▸ What you need to do
Make an exact copy of the records, with the images left out.
---- Records for the exercise
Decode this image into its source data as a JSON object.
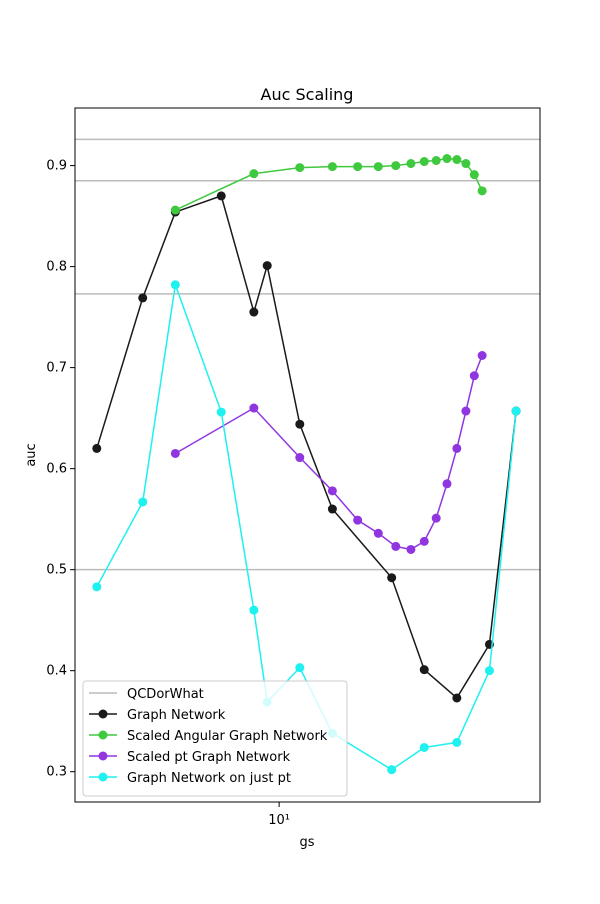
{
  "chart_data": {
    "type": "line",
    "title": "Auc Scaling",
    "x_label": "gs",
    "y_label": "auc",
    "x_scale": "log",
    "xlim": [
      1.65,
      100
    ],
    "ylim": [
      0.27,
      0.957
    ],
    "xticks": [
      {
        "value": 10,
        "label": "10¹"
      }
    ],
    "yticks": [
      0.3,
      0.4,
      0.5,
      0.6,
      0.7,
      0.8,
      0.9
    ],
    "legend": "lower left",
    "series": [
      {
        "name": "QCDorWhat",
        "color": "#bbbbbb",
        "values": [
          0.926,
          0.885,
          0.773,
          0.5
        ]
      },
      {
        "name": "Graph Network",
        "color": "#1a1a1a",
        "x": [
          2,
          3,
          4,
          6,
          8,
          9,
          12,
          16,
          27,
          36,
          48,
          64,
          81
        ],
        "values": [
          0.62,
          0.769,
          0.854,
          0.87,
          0.755,
          0.801,
          0.644,
          0.56,
          0.492,
          0.401,
          0.373,
          0.426,
          0.657
        ]
      },
      {
        "name": "Scaled Angular Graph Network",
        "color": "#3ec93e",
        "x": [
          4,
          8,
          12,
          16,
          20,
          24,
          28,
          32,
          36,
          40,
          44,
          48,
          52,
          56,
          60
        ],
        "values": [
          0.856,
          0.892,
          0.898,
          0.899,
          0.899,
          0.899,
          0.9,
          0.902,
          0.904,
          0.905,
          0.907,
          0.906,
          0.902,
          0.891,
          0.875
        ]
      },
      {
        "name": "Scaled pt Graph Network",
        "color": "#9035e0",
        "x": [
          4,
          8,
          12,
          16,
          20,
          24,
          28,
          32,
          36,
          40,
          44,
          48,
          52,
          56,
          60
        ],
        "values": [
          0.615,
          0.66,
          0.611,
          0.578,
          0.549,
          0.536,
          0.523,
          0.52,
          0.528,
          0.551,
          0.585,
          0.62,
          0.657,
          0.692,
          0.712
        ]
      },
      {
        "name": "Graph Network on just pt",
        "color": "#1ff0f0",
        "x": [
          2,
          3,
          4,
          6,
          8,
          9,
          12,
          16,
          27,
          36,
          48,
          64,
          81
        ],
        "values": [
          0.483,
          0.567,
          0.782,
          0.656,
          0.46,
          0.369,
          0.403,
          0.338,
          0.302,
          0.324,
          0.329,
          0.4,
          0.657
        ]
      }
    ]
  }
}
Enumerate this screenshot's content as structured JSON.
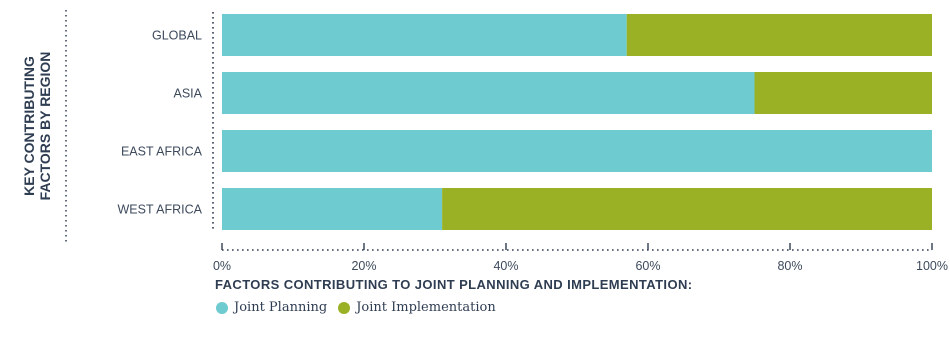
{
  "side_title": [
    "KEY CONTRIBUTING",
    "FACTORS BY REGION"
  ],
  "legend_title": "FACTORS CONTRIBUTING TO JOINT PLANNING AND IMPLEMENTATION:",
  "colors": {
    "planning": "#6ecbcf",
    "implementation": "#9ab126",
    "dots": "#2f3d52"
  },
  "chart_data": {
    "type": "bar",
    "orientation": "horizontal",
    "stacked": true,
    "categories": [
      "GLOBAL",
      "ASIA",
      "EAST AFRICA",
      "WEST AFRICA"
    ],
    "series": [
      {
        "name": "Joint Planning",
        "values": [
          57,
          75,
          100,
          31
        ]
      },
      {
        "name": "Joint Implementation",
        "values": [
          43,
          25,
          0,
          69
        ]
      }
    ],
    "x_ticks": [
      "0%",
      "20%",
      "40%",
      "60%",
      "80%",
      "100%"
    ],
    "xlim": [
      0,
      100
    ],
    "grid": false,
    "legend_position": "bottom-left"
  }
}
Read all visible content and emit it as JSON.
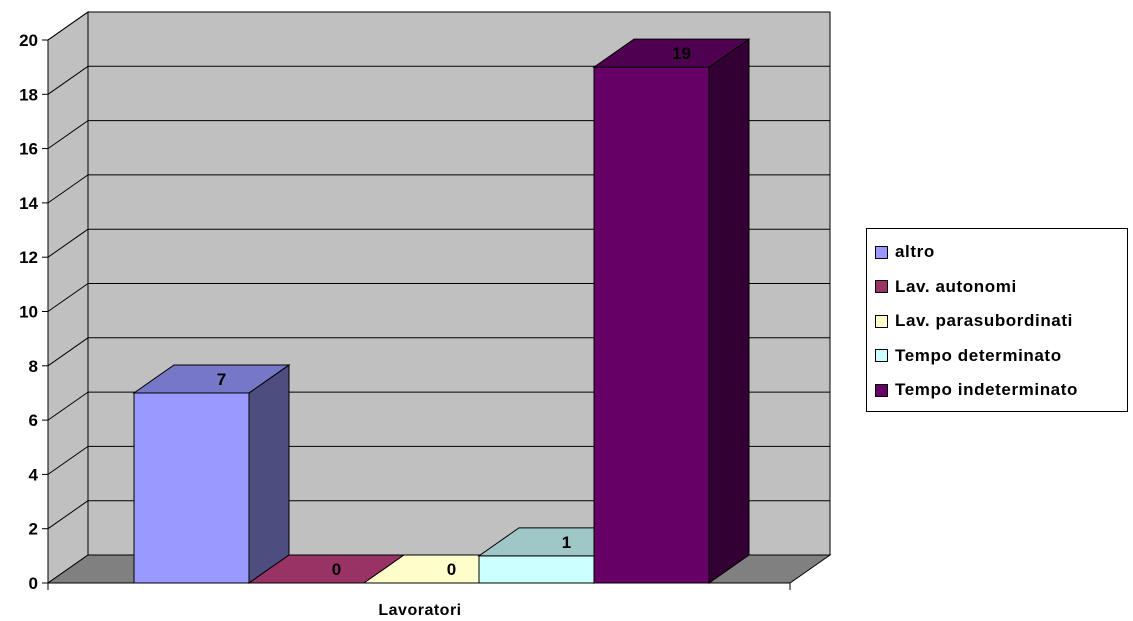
{
  "chart_data": {
    "type": "bar",
    "categories": [
      "Lavoratori"
    ],
    "xlabel": "Lavoratori",
    "ylabel": "",
    "ylim": [
      0,
      20
    ],
    "ytick_step": 2,
    "grid": true,
    "legend": "right",
    "series": [
      {
        "name": "altro",
        "values": [
          7
        ],
        "color": "#9999FF"
      },
      {
        "name": "Lav. autonomi",
        "values": [
          0
        ],
        "color": "#993366"
      },
      {
        "name": "Lav. parasubordinati",
        "values": [
          0
        ],
        "color": "#FFFFCC"
      },
      {
        "name": "Tempo determinato",
        "values": [
          1
        ],
        "color": "#CCFFFF"
      },
      {
        "name": "Tempo indeterminato",
        "values": [
          19
        ],
        "color": "#660066"
      }
    ],
    "wall_color": "#C0C0C0",
    "floor_color": "#808080"
  }
}
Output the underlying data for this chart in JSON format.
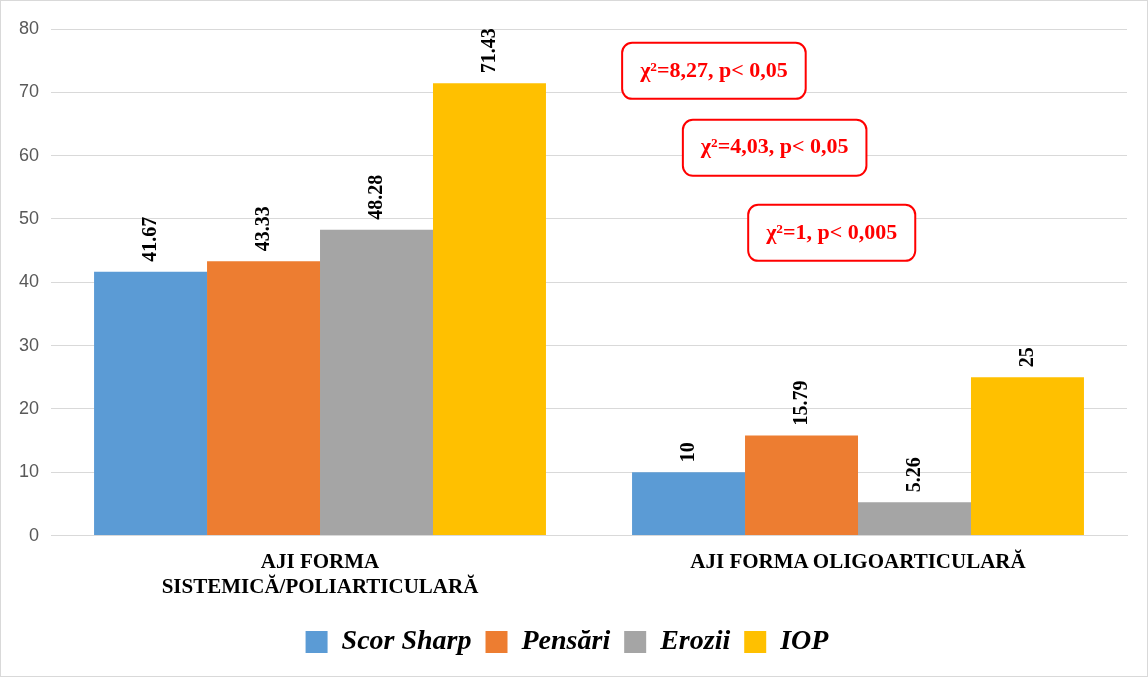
{
  "chart_data": {
    "type": "bar",
    "categories": [
      "AJI FORMA SISTEMICĂ/POLIARTICULARĂ",
      "AJI FORMA OLIGOARTICULARĂ"
    ],
    "series": [
      {
        "name": "Scor Sharp",
        "color": "#5b9bd5",
        "values": [
          41.67,
          10
        ]
      },
      {
        "name": "Pensări",
        "color": "#ed7d31",
        "values": [
          43.33,
          15.79
        ]
      },
      {
        "name": "Erozii",
        "color": "#a5a5a5",
        "values": [
          48.28,
          5.26
        ]
      },
      {
        "name": "IOP",
        "color": "#ffc000",
        "values": [
          71.43,
          25
        ]
      }
    ],
    "ylim": [
      0,
      80
    ],
    "yticks": [
      0,
      10,
      20,
      30,
      40,
      50,
      60,
      70,
      80
    ],
    "grid": "y",
    "legend": "bottom",
    "data_labels": true,
    "annotations": [
      "χ²=8,27, p< 0,05",
      "χ²=4,03, p< 0,05",
      "χ²=1, p< 0,005"
    ]
  }
}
--------
▸ Reply
Decode this image into its source data as a JSON object.
{
  "chart_data": {
    "type": "line",
    "title": "Auc Scaling",
    "x_label": "gs",
    "y_label": "auc",
    "x_scale": "log",
    "xlim": [
      1.65,
      100
    ],
    "ylim": [
      0.27,
      0.957
    ],
    "xticks": [
      {
        "value": 10,
        "label": "10¹"
      }
    ],
    "yticks": [
      0.3,
      0.4,
      0.5,
      0.6,
      0.7,
      0.8,
      0.9
    ],
    "legend": "lower left",
    "series": [
      {
        "name": "QCDorWhat",
        "color": "#bbbbbb",
        "values": [
          0.926,
          0.885,
          0.773,
          0.5
        ]
      },
      {
        "name": "Graph Network",
        "color": "#1a1a1a",
        "x": [
          2,
          3,
          4,
          6,
          8,
          9,
          12,
          16,
          27,
          36,
          48,
          64,
          81
        ],
        "values": [
          0.62,
          0.769,
          0.854,
          0.87,
          0.755,
          0.801,
          0.644,
          0.56,
          0.492,
          0.401,
          0.373,
          0.426,
          0.657
        ]
      },
      {
        "name": "Scaled Angular Graph Network",
        "color": "#3ec93e",
        "x": [
          4,
          8,
          12,
          16,
          20,
          24,
          28,
          32,
          36,
          40,
          44,
          48,
          52,
          56,
          60
        ],
        "values": [
          0.856,
          0.892,
          0.898,
          0.899,
          0.899,
          0.899,
          0.9,
          0.902,
          0.904,
          0.905,
          0.907,
          0.906,
          0.902,
          0.891,
          0.875
        ]
      },
      {
        "name": "Scaled pt Graph Network",
        "color": "#9035e0",
        "x": [
          4,
          8,
          12,
          16,
          20,
          24,
          28,
          32,
          36,
          40,
          44,
          48,
          52,
          56,
          60
        ],
        "values": [
          0.615,
          0.66,
          0.611,
          0.578,
          0.549,
          0.536,
          0.523,
          0.52,
          0.528,
          0.551,
          0.585,
          0.62,
          0.657,
          0.692,
          0.712
        ]
      },
      {
        "name": "Graph Network on just pt",
        "color": "#1ff0f0",
        "x": [
          2,
          3,
          4,
          6,
          8,
          9,
          12,
          16,
          27,
          36,
          48,
          64,
          81
        ],
        "values": [
          0.483,
          0.567,
          0.782,
          0.656,
          0.46,
          0.369,
          0.403,
          0.338,
          0.302,
          0.324,
          0.329,
          0.4,
          0.657
        ]
      }
    ]
  }
}
Enumerate this screenshot's content as structured JSON.
{
  "side_title": [
    "KEY CONTRIBUTING",
    "FACTORS BY REGION"
  ],
  "legend_title": "FACTORS CONTRIBUTING TO JOINT PLANNING AND IMPLEMENTATION:",
  "colors": {
    "planning": "#6ecbcf",
    "implementation": "#9ab126",
    "dots": "#2f3d52"
  },
  "chart_data": {
    "type": "bar",
    "orientation": "horizontal",
    "stacked": true,
    "categories": [
      "GLOBAL",
      "ASIA",
      "EAST AFRICA",
      "WEST AFRICA"
    ],
    "series": [
      {
        "name": "Joint Planning",
        "values": [
          57,
          75,
          100,
          31
        ]
      },
      {
        "name": "Joint Implementation",
        "values": [
          43,
          25,
          0,
          69
        ]
      }
    ],
    "x_ticks": [
      "0%",
      "20%",
      "40%",
      "60%",
      "80%",
      "100%"
    ],
    "xlim": [
      0,
      100
    ],
    "grid": false,
    "legend_position": "bottom-left"
  }
}
Read all visible content and emit it as JSON.
{
  "chart_data": {
    "type": "bar",
    "categories": [
      "Lavoratori"
    ],
    "xlabel": "Lavoratori",
    "ylabel": "",
    "ylim": [
      0,
      20
    ],
    "ytick_step": 2,
    "grid": true,
    "legend": "right",
    "series": [
      {
        "name": "altro",
        "values": [
          7
        ],
        "color": "#9999FF"
      },
      {
        "name": "Lav. autonomi",
        "values": [
          0
        ],
        "color": "#993366"
      },
      {
        "name": "Lav. parasubordinati",
        "values": [
          0
        ],
        "color": "#FFFFCC"
      },
      {
        "name": "Tempo determinato",
        "values": [
          1
        ],
        "color": "#CCFFFF"
      },
      {
        "name": "Tempo indeterminato",
        "values": [
          19
        ],
        "color": "#660066"
      }
    ],
    "wall_color": "#C0C0C0",
    "floor_color": "#808080"
  }
}
Output the underlying data for this chart in JSON format.
{
  "chart_data": {
    "type": "bar",
    "categories": [
      "AJI FORMA SISTEMICĂ/POLIARTICULARĂ",
      "AJI FORMA OLIGOARTICULARĂ"
    ],
    "series": [
      {
        "name": "Scor Sharp",
        "color": "#5b9bd5",
        "values": [
          41.67,
          10
        ]
      },
      {
        "name": "Pensări",
        "color": "#ed7d31",
        "values": [
          43.33,
          15.79
        ]
      },
      {
        "name": "Erozii",
        "color": "#a5a5a5",
        "values": [
          48.28,
          5.26
        ]
      },
      {
        "name": "IOP",
        "color": "#ffc000",
        "values": [
          71.43,
          25
        ]
      }
    ],
    "ylim": [
      0,
      80
    ],
    "yticks": [
      0,
      10,
      20,
      30,
      40,
      50,
      60,
      70,
      80
    ],
    "grid": "y",
    "legend": "bottom",
    "data_labels": true,
    "annotations": [
      "χ²=8,27, p< 0,05",
      "χ²=4,03, p< 0,05",
      "χ²=1, p< 0,005"
    ]
  }
}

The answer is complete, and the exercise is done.